WHAT IS BEING ASKED: Copy out every record below with complete accuracy.

[Rows from a dataset]
--------
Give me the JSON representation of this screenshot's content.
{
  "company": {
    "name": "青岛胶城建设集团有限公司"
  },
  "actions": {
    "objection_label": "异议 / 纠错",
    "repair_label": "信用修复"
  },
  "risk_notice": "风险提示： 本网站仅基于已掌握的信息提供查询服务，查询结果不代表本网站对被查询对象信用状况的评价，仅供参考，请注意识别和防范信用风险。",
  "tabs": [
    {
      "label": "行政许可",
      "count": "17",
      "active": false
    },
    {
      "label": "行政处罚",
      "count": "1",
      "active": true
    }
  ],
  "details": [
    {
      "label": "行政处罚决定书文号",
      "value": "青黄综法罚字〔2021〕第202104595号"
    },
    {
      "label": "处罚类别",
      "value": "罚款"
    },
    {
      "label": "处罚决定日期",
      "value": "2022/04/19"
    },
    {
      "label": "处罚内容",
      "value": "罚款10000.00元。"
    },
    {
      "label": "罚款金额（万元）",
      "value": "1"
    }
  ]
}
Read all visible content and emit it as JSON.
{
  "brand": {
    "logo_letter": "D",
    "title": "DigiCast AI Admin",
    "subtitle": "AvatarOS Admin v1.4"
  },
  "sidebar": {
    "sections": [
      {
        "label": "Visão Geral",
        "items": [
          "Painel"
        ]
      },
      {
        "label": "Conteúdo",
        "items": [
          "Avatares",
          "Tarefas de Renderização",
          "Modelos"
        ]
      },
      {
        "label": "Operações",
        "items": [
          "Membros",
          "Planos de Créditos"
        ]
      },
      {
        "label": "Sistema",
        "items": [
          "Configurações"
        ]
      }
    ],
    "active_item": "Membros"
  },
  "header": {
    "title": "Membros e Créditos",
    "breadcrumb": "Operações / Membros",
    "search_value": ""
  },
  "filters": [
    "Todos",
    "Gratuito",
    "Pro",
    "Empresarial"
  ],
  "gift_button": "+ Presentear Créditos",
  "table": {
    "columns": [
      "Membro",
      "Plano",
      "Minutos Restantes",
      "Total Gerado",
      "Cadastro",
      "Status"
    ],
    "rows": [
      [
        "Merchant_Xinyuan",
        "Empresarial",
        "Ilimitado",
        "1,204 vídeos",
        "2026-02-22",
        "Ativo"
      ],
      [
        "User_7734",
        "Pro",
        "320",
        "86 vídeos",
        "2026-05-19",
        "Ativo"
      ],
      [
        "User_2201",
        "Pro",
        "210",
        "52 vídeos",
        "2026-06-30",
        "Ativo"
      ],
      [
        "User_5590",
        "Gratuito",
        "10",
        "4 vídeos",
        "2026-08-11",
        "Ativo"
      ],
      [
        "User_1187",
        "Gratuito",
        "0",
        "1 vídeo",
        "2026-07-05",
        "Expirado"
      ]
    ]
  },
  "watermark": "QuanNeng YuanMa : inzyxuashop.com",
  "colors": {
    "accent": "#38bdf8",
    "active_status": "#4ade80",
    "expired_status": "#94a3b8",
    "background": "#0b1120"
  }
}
--------
FULL OUTPUT:
Give me the JSON representation of this screenshot's content.
{
  "company": {
    "name": "青岛胶城建设集团有限公司"
  },
  "actions": {
    "objection_label": "异议 / 纠错",
    "repair_label": "信用修复"
  },
  "risk_notice": "风险提示： 本网站仅基于已掌握的信息提供查询服务，查询结果不代表本网站对被查询对象信用状况的评价，仅供参考，请注意识别和防范信用风险。",
  "tabs": [
    {
      "label": "行政许可",
      "count": "17",
      "active": false
    },
    {
      "label": "行政处罚",
      "count": "1",
      "active": true
    }
  ],
  "details": [
    {
      "label": "行政处罚决定书文号",
      "value": "青黄综法罚字〔2021〕第202104595号"
    },
    {
      "label": "处罚类别",
      "value": "罚款"
    },
    {
      "label": "处罚决定日期",
      "value": "2022/04/19"
    },
    {
      "label": "处罚内容",
      "value": "罚款10000.00元。"
    },
    {
      "label": "罚款金额（万元）",
      "value": "1"
    }
  ]
}
Read all visible content and emit it as JSON.
{
  "brand": {
    "logo_letter": "D",
    "title": "DigiCast AI Admin",
    "subtitle": "AvatarOS Admin v1.4"
  },
  "sidebar": {
    "sections": [
      {
        "label": "Visão Geral",
        "items": [
          "Painel"
        ]
      },
      {
        "label": "Conteúdo",
        "items": [
          "Avatares",
          "Tarefas de Renderização",
          "Modelos"
        ]
      },
      {
        "label": "Operações",
        "items": [
          "Membros",
          "Planos de Créditos"
        ]
      },
      {
        "label": "Sistema",
        "items": [
          "Configurações"
        ]
      }
    ],
    "active_item": "Membros"
  },
  "header": {
    "title": "Membros e Créditos",
    "breadcrumb": "Operações / Membros",
    "search_value": ""
  },
  "filters": [
    "Todos",
    "Gratuito",
    "Pro",
    "Empresarial"
  ],
  "gift_button": "+ Presentear Créditos",
  "table": {
    "columns": [
      "Membro",
      "Plano",
      "Minutos Restantes",
      "Total Gerado",
      "Cadastro",
      "Status"
    ],
    "rows": [
      [
        "Merchant_Xinyuan",
        "Empresarial",
        "Ilimitado",
        "1,204 vídeos",
        "2026-02-22",
        "Ativo"
      ],
      [
        "User_7734",
        "Pro",
        "320",
        "86 vídeos",
        "2026-05-19",
        "Ativo"
      ],
      [
        "User_2201",
        "Pro",
        "210",
        "52 vídeos",
        "2026-06-30",
        "Ativo"
      ],
      [
        "User_5590",
        "Gratuito",
        "10",
        "4 vídeos",
        "2026-08-11",
        "Ativo"
      ],
      [
        "User_1187",
        "Gratuito",
        "0",
        "1 vídeo",
        "2026-07-05",
        "Expirado"
      ]
    ]
  },
  "watermark": "QuanNeng YuanMa : inzyxuashop.com",
  "colors": {
    "accent": "#38bdf8",
    "active_status": "#4ade80",
    "expired_status": "#94a3b8",
    "background": "#0b1120"
  }
}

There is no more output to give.